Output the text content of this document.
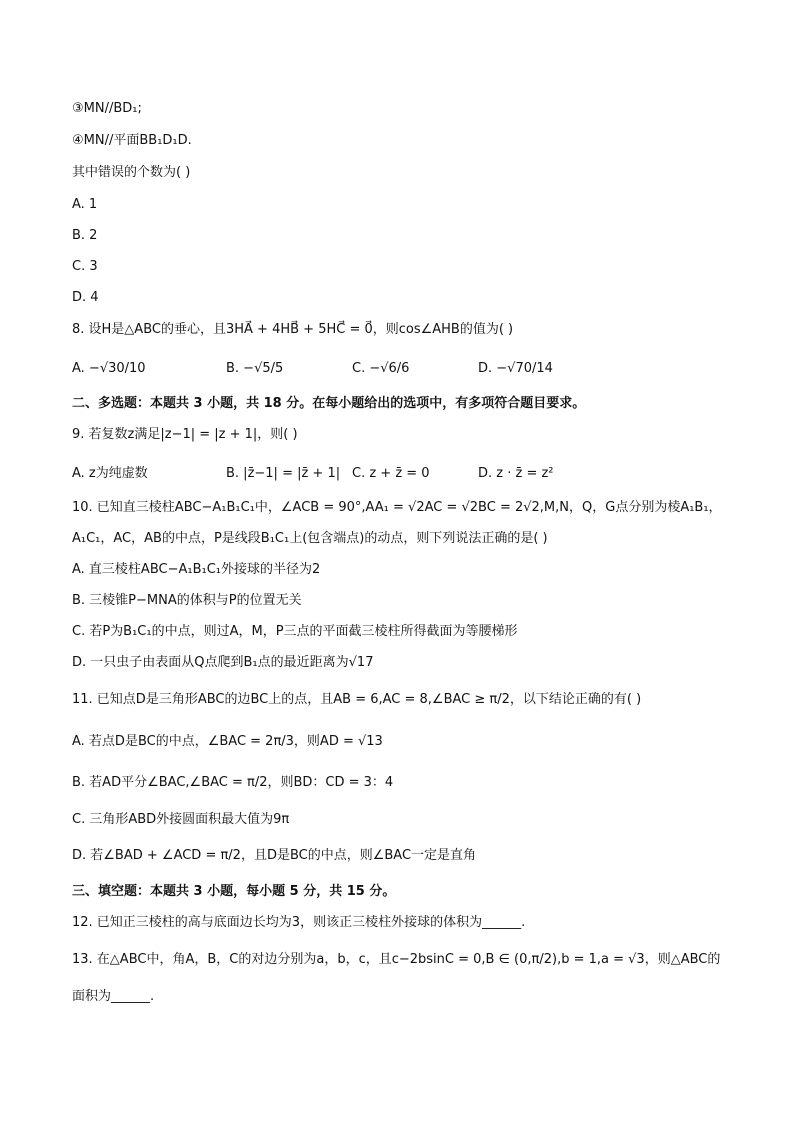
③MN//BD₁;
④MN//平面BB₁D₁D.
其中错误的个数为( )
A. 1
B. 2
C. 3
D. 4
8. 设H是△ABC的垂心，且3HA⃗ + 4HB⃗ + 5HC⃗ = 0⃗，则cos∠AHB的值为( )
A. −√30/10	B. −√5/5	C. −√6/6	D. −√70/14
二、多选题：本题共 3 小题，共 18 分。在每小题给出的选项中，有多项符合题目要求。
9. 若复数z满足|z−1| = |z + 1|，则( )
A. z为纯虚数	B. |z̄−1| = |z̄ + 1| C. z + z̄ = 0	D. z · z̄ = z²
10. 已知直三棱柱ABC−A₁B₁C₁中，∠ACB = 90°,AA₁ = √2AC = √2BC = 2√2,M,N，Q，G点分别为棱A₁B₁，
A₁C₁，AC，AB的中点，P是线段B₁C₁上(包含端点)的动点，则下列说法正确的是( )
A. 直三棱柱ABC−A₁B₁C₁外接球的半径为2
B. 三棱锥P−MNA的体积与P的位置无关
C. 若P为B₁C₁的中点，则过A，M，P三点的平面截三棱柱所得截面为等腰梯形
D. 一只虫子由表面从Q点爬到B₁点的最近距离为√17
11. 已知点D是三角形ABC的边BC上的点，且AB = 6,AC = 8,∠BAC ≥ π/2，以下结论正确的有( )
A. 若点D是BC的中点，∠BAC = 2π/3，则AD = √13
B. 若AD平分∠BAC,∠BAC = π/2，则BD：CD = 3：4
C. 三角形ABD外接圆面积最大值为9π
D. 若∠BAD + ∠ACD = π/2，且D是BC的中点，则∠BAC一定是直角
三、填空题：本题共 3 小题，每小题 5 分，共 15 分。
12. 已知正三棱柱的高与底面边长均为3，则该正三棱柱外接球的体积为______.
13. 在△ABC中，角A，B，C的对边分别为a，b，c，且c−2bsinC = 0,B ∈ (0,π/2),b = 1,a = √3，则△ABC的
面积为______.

--

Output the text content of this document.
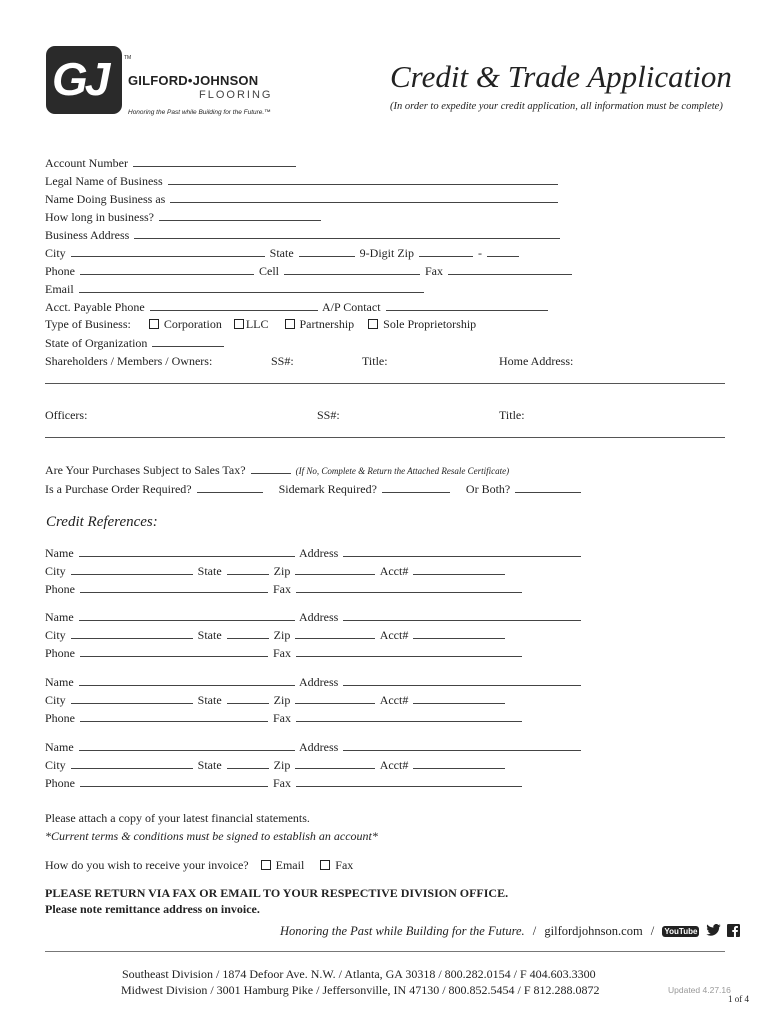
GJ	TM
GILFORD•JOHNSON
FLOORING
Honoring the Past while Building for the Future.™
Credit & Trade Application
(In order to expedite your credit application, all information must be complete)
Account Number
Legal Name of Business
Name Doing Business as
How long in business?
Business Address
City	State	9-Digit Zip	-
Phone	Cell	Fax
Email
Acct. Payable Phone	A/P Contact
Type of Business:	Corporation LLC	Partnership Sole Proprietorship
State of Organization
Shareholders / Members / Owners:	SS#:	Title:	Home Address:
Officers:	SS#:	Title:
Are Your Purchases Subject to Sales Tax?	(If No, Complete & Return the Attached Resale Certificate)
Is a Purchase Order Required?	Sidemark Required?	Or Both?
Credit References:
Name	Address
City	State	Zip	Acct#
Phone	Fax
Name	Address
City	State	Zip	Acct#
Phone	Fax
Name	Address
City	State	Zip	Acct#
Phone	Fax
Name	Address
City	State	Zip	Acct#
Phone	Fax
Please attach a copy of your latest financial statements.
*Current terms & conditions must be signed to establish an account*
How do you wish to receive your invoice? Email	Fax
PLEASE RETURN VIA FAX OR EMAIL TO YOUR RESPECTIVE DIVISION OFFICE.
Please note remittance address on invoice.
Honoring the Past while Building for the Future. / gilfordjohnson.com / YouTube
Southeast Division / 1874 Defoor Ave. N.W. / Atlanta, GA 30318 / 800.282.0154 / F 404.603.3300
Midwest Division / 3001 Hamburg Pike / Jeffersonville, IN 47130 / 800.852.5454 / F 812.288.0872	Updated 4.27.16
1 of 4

[Directions] Track down every line of the material containing the string "Future", and copy it.

[Expected answer]
Honoring the Past while Building for the Future.™
Honoring the Past while Building for the Future. / gilfordjohnson.com / YouTube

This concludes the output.